◆ TASK OBJECTIVE: Reproduce the rows below word for word, beginning with the first row and stopping after the row that contains "observation-point <box>247 277 255 286</box>".

--- start STORED DATA ---

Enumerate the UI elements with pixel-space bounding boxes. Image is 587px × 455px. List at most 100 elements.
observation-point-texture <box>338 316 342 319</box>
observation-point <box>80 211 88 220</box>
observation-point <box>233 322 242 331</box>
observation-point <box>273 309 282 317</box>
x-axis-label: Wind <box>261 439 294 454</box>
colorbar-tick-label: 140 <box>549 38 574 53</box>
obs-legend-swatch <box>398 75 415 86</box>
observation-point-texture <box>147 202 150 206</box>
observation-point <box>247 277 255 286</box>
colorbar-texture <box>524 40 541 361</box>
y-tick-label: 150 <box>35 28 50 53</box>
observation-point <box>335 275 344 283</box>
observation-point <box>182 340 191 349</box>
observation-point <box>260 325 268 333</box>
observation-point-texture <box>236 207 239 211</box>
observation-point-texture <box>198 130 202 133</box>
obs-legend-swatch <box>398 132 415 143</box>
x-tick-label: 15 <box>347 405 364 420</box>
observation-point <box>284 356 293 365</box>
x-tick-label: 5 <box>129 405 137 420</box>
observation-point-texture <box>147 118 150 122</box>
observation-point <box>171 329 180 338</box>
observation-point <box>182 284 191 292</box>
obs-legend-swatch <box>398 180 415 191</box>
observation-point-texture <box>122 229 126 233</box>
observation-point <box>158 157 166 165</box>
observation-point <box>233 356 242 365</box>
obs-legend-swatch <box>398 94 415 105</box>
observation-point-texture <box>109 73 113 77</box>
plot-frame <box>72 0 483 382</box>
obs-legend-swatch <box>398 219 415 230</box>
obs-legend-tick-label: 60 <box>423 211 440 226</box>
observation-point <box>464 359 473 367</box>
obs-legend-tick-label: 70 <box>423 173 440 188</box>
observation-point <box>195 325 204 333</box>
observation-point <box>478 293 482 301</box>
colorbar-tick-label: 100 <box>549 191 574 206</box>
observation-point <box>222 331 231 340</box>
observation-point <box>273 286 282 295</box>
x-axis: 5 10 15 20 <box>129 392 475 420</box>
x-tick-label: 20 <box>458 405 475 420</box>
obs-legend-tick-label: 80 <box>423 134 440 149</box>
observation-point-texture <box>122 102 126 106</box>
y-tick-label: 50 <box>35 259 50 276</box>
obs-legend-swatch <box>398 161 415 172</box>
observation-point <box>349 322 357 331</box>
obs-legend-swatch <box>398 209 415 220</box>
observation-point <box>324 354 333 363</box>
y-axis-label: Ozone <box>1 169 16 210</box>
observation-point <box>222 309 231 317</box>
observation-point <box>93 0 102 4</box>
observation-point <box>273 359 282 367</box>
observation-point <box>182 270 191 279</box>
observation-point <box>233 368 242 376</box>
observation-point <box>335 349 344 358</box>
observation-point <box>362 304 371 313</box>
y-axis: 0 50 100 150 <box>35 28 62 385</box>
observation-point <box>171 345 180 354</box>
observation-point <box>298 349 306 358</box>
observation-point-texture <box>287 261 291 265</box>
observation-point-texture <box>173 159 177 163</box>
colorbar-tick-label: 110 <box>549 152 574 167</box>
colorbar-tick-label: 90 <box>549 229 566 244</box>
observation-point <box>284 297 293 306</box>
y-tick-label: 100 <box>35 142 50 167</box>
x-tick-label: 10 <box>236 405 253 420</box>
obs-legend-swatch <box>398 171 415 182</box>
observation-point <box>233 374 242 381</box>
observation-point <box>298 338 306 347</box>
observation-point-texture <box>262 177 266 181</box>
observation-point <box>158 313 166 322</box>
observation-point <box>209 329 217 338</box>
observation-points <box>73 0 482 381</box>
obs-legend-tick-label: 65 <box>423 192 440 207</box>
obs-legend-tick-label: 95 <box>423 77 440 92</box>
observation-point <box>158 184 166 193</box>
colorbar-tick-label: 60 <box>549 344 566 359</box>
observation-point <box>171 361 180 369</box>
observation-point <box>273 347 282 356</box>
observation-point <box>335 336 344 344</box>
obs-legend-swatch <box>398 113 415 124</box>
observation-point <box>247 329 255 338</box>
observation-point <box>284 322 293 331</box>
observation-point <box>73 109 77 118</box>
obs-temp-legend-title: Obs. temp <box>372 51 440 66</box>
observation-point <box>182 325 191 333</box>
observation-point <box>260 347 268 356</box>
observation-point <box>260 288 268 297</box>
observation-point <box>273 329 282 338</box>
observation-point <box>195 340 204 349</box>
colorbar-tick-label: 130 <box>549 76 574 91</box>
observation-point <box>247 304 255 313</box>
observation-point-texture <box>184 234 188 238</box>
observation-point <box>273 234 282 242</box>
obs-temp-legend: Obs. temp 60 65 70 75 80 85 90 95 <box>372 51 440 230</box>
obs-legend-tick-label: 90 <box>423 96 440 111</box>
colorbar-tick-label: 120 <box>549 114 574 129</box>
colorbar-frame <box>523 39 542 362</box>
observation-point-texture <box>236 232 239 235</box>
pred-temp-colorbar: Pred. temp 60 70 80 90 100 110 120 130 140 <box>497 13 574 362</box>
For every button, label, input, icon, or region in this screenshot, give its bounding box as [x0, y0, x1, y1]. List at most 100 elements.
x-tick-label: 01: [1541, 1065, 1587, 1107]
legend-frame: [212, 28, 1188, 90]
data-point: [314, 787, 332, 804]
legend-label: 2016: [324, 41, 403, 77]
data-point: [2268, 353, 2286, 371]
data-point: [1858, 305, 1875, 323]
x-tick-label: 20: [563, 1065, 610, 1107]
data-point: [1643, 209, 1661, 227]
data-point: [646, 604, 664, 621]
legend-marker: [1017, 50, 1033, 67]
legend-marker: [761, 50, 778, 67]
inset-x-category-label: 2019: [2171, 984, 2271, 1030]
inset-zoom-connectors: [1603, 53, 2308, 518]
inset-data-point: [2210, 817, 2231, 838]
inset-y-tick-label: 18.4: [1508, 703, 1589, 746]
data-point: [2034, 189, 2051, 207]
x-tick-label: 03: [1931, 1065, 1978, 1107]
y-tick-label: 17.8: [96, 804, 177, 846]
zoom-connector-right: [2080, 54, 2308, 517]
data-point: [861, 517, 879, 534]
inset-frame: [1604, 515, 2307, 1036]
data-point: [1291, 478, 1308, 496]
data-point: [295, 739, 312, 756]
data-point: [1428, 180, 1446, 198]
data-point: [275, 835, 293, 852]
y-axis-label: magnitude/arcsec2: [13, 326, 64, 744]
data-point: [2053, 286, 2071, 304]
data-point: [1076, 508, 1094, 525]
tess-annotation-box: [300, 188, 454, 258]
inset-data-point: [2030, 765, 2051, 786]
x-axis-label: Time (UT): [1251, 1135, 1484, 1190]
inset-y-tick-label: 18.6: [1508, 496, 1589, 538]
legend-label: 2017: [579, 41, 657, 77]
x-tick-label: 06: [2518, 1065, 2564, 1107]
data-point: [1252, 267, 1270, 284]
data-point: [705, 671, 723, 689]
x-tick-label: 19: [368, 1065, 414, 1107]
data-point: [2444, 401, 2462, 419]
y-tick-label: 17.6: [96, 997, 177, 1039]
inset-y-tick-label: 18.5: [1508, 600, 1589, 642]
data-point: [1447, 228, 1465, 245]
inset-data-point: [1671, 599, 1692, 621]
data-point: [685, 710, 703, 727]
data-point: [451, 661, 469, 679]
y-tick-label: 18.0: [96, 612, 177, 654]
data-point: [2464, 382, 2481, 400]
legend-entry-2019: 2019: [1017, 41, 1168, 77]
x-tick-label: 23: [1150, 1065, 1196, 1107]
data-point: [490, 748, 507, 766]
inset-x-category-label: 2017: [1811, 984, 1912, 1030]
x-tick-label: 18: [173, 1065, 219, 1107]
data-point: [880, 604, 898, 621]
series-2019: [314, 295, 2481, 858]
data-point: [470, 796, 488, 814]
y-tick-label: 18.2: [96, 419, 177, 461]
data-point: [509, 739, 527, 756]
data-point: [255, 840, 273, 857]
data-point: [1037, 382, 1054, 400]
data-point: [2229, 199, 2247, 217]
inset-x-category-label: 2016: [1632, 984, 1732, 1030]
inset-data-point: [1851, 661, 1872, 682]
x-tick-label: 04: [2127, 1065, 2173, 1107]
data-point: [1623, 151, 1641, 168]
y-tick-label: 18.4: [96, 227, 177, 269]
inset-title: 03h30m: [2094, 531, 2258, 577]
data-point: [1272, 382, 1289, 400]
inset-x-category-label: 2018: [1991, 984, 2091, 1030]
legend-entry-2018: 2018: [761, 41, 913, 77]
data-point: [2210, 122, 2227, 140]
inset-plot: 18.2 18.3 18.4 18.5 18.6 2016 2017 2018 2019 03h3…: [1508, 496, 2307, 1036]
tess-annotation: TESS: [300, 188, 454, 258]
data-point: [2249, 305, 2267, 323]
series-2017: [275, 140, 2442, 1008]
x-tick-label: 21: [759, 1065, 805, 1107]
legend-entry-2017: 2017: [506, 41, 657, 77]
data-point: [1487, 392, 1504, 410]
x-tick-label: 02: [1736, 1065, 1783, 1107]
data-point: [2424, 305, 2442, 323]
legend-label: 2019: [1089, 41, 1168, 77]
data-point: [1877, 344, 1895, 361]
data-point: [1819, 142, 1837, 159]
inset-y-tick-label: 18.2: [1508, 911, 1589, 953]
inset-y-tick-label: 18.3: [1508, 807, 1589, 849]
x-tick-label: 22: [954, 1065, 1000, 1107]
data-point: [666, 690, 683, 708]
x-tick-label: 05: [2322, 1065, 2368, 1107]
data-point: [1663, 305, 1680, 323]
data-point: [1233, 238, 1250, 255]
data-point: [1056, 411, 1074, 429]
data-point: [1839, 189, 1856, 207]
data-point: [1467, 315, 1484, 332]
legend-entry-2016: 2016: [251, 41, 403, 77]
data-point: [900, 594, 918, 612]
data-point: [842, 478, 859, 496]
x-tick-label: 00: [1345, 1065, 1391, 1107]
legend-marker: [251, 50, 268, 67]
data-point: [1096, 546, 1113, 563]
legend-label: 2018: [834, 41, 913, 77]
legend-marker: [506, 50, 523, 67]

--- end STORED DATA ---

◆ WRITTEN RESPONSE:
Enumerate the UI elements with pixel-space bounding boxes. Image is 587px × 455px. List at most 100 elements.
observation-point-texture <box>338 316 342 319</box>
observation-point <box>80 211 88 220</box>
observation-point <box>233 322 242 331</box>
observation-point <box>273 309 282 317</box>
x-axis-label: Wind <box>261 439 294 454</box>
colorbar-tick-label: 140 <box>549 38 574 53</box>
obs-legend-swatch <box>398 75 415 86</box>
observation-point-texture <box>147 202 150 206</box>
observation-point <box>247 277 255 286</box>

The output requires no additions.